▸ Records excerpted from a collection:
__________

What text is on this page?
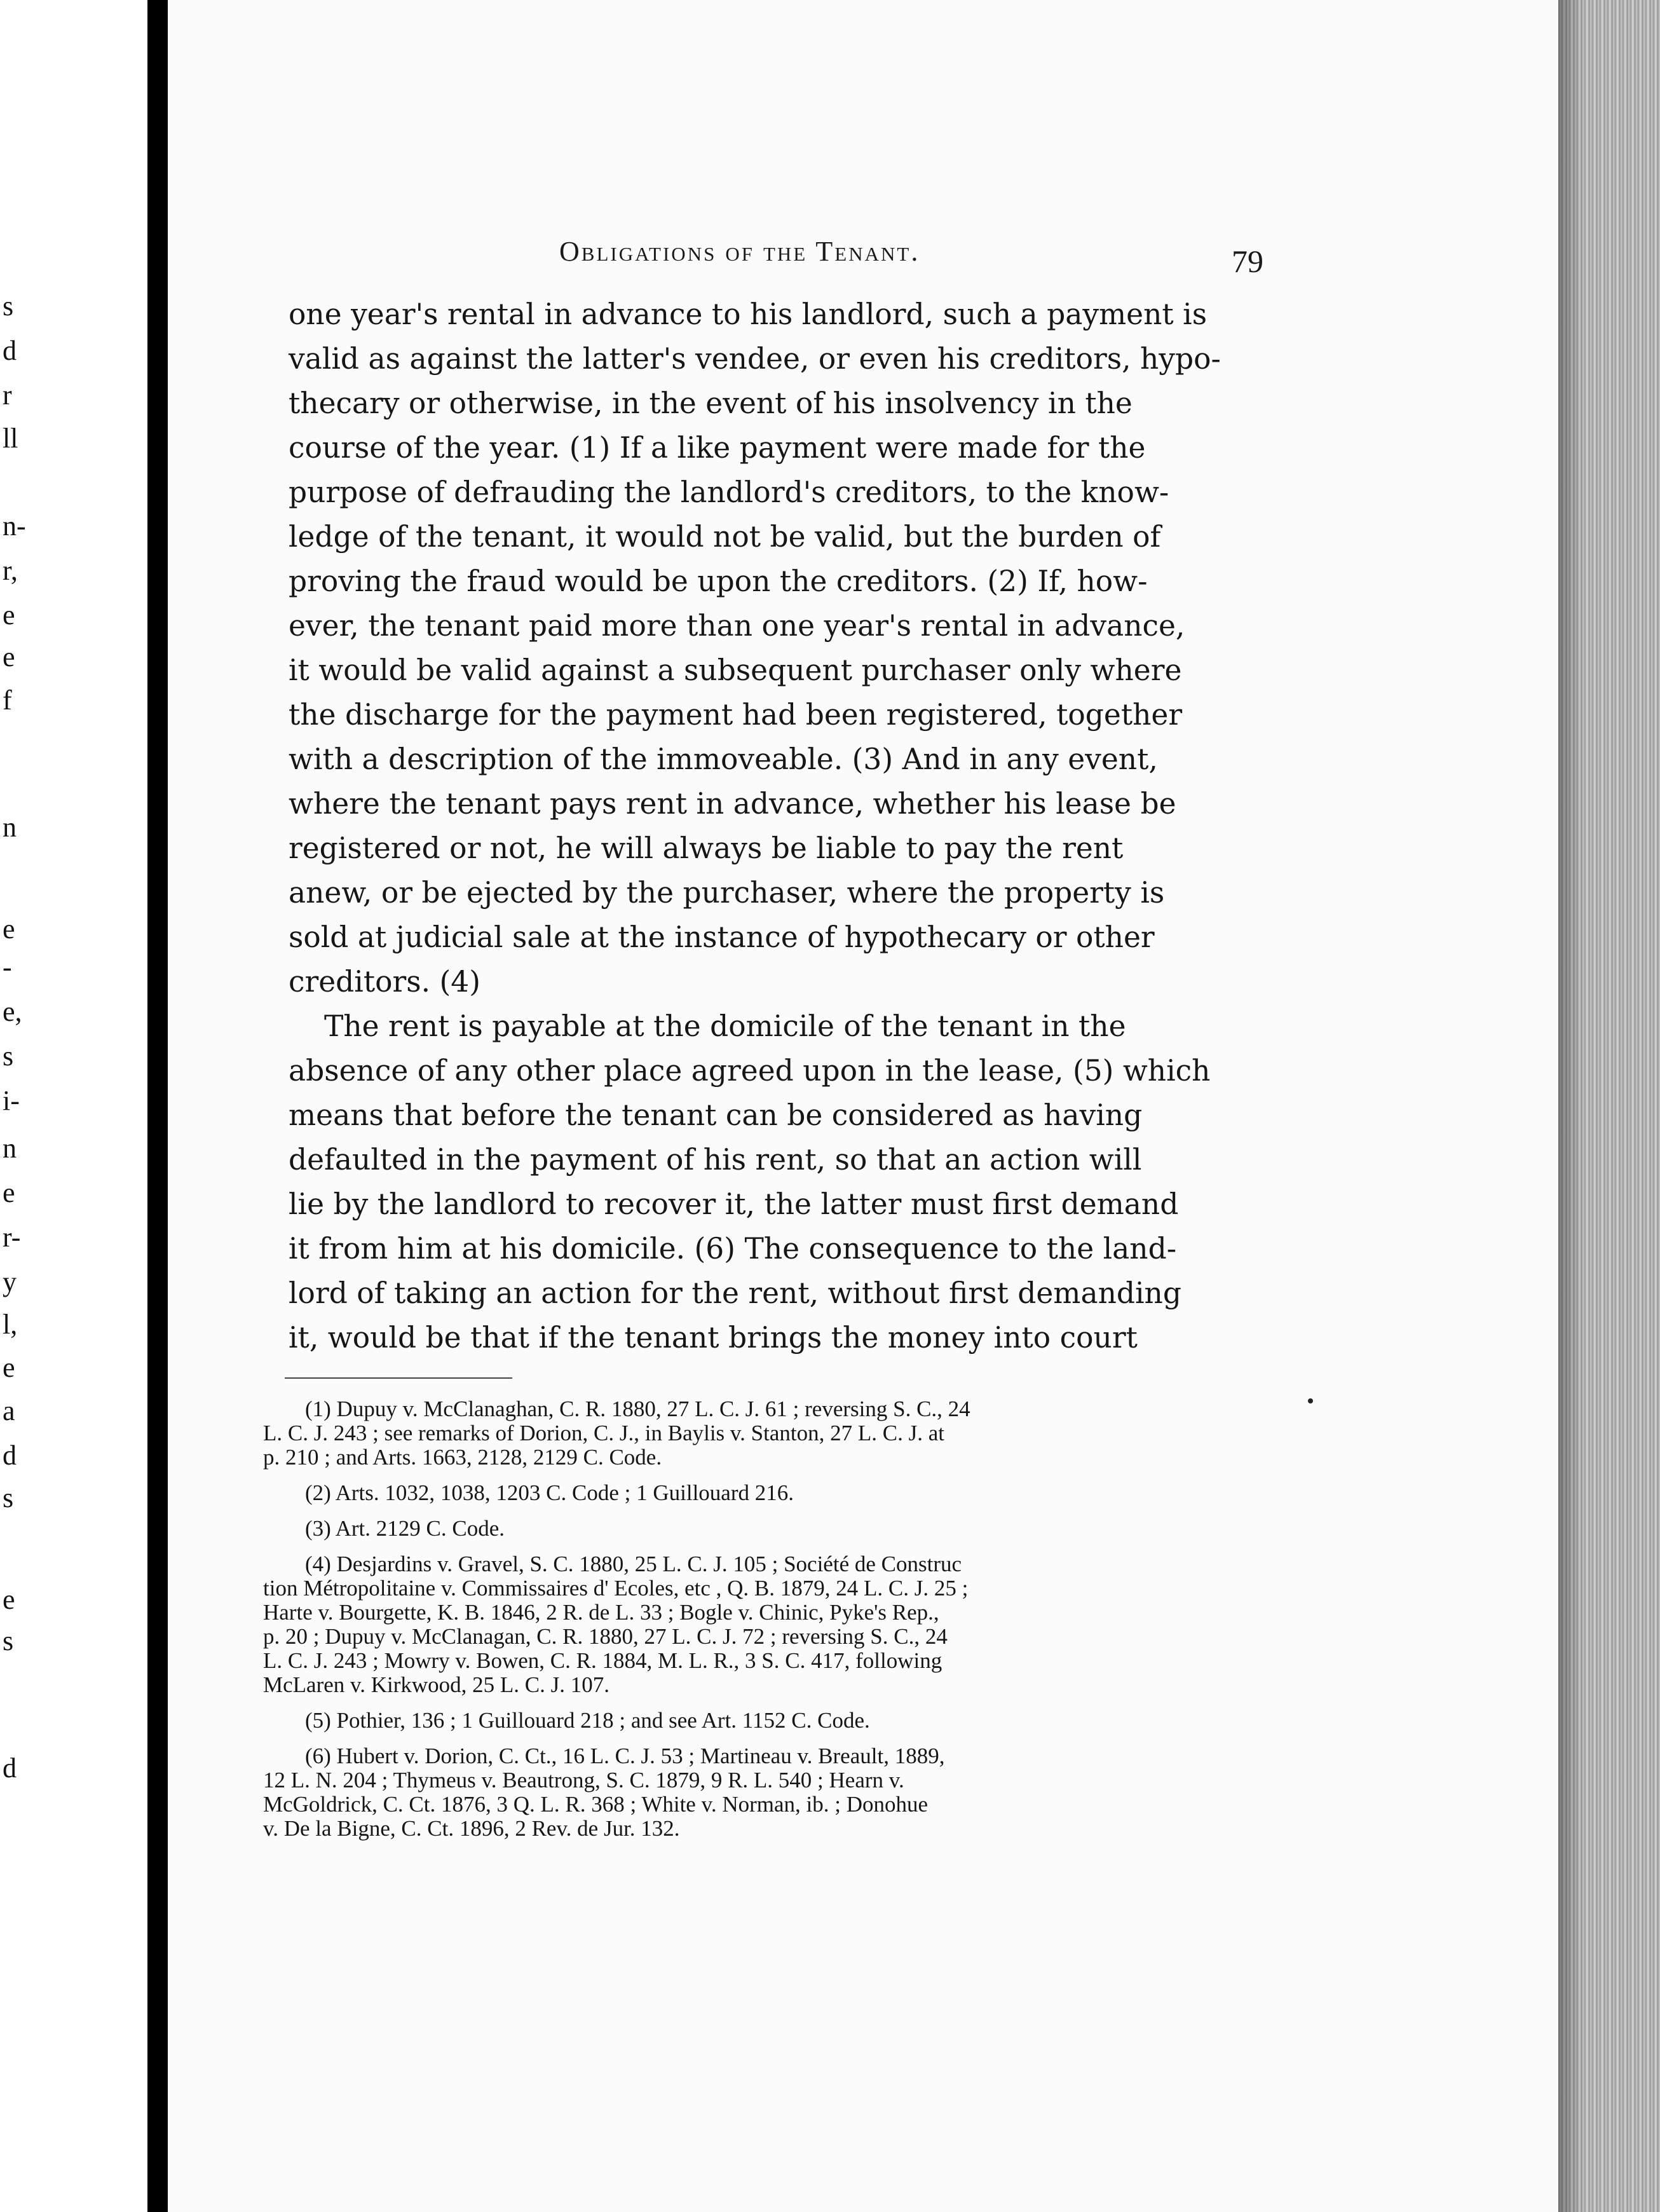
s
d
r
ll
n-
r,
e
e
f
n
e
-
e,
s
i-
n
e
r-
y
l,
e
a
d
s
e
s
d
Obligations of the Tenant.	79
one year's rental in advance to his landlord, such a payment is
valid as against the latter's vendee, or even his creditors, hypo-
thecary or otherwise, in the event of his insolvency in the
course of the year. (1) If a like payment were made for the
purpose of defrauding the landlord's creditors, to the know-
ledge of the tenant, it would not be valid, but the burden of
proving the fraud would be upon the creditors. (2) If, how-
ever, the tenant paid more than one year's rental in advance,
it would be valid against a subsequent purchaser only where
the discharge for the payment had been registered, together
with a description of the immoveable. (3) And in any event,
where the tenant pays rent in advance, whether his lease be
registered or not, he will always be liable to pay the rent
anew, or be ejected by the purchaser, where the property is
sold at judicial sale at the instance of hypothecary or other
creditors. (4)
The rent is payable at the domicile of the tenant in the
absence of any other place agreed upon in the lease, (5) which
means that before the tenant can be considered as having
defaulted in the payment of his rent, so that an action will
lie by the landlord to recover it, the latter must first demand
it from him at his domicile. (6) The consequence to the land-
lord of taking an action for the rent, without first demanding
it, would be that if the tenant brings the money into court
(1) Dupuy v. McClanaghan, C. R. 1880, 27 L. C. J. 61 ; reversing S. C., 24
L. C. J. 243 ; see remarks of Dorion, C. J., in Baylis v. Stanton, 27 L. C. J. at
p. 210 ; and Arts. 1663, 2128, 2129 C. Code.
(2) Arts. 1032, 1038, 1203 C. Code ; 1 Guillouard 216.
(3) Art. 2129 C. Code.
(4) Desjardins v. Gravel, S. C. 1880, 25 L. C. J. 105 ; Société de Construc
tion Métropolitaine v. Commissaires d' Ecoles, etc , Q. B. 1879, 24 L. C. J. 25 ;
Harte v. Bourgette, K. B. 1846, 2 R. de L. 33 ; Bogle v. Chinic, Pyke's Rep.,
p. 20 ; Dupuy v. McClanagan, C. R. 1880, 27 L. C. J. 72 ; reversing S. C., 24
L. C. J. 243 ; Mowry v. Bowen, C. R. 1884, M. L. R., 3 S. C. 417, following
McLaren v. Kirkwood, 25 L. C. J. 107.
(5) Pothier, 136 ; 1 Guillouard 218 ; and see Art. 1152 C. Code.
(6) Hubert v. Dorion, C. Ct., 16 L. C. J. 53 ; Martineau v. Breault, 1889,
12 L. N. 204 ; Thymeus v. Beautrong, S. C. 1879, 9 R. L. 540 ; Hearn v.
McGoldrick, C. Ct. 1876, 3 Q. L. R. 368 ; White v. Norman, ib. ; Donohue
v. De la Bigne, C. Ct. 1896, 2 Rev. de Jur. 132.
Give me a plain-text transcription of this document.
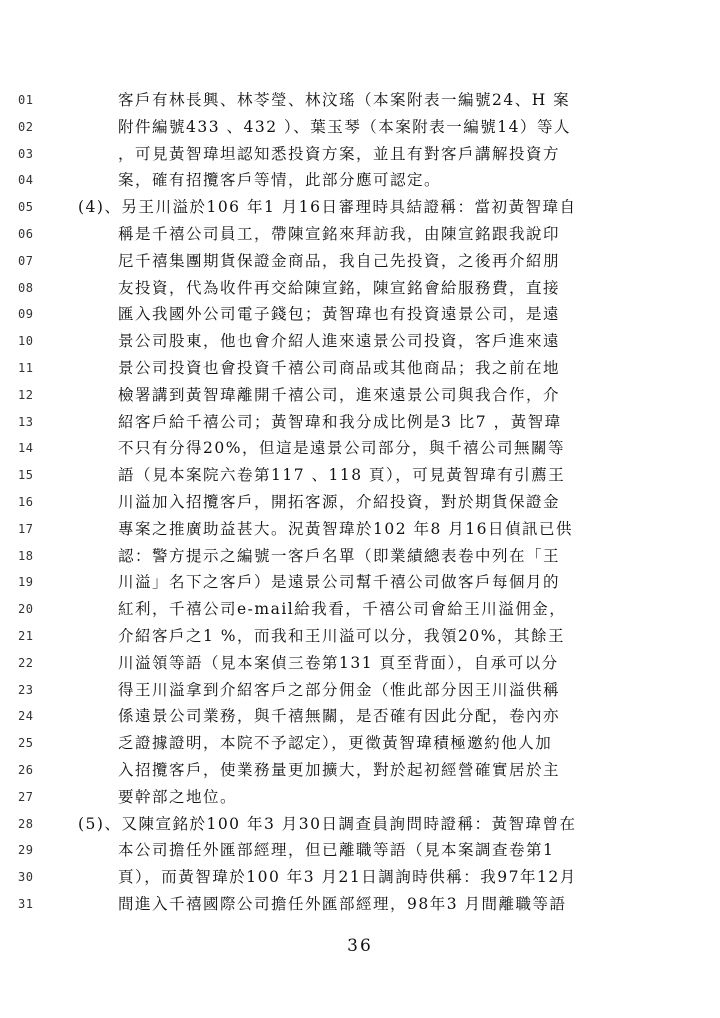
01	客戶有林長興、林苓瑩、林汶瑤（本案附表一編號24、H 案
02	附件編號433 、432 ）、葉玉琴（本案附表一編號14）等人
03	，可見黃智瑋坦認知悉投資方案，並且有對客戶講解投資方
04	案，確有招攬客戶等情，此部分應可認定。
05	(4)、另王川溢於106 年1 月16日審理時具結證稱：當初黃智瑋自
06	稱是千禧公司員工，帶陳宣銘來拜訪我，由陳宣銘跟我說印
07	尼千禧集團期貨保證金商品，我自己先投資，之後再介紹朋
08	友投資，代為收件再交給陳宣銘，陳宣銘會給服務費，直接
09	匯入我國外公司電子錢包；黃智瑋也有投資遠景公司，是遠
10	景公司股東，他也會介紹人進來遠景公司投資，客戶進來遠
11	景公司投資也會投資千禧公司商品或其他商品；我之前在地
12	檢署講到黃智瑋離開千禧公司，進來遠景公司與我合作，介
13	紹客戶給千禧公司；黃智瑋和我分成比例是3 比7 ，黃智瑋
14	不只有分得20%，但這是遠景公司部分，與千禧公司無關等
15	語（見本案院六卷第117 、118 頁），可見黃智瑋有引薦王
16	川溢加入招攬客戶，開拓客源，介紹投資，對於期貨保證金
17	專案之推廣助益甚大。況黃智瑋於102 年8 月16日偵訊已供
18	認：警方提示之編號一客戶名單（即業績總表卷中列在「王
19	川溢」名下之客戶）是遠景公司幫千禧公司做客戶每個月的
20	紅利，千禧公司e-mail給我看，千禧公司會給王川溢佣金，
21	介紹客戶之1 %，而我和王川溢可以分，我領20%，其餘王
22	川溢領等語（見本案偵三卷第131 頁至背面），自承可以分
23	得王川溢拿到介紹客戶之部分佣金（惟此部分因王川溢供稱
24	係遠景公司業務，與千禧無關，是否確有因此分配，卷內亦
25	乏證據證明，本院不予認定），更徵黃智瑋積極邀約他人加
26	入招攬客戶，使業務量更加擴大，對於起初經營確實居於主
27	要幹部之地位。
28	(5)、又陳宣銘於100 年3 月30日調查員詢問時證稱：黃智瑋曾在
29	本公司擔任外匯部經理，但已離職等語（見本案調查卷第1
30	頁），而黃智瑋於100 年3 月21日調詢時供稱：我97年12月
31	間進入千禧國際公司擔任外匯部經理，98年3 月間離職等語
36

__________

▸ WRITTEN PROBLEM:
Every line above that contains the word "advance" should be reported.

▸ SOLUTION BELOW:
one year's rental in advance to his landlord, such a payment is
ever, the tenant paid more than one year's rental in advance,
where the tenant pays rent in advance, whether his lease be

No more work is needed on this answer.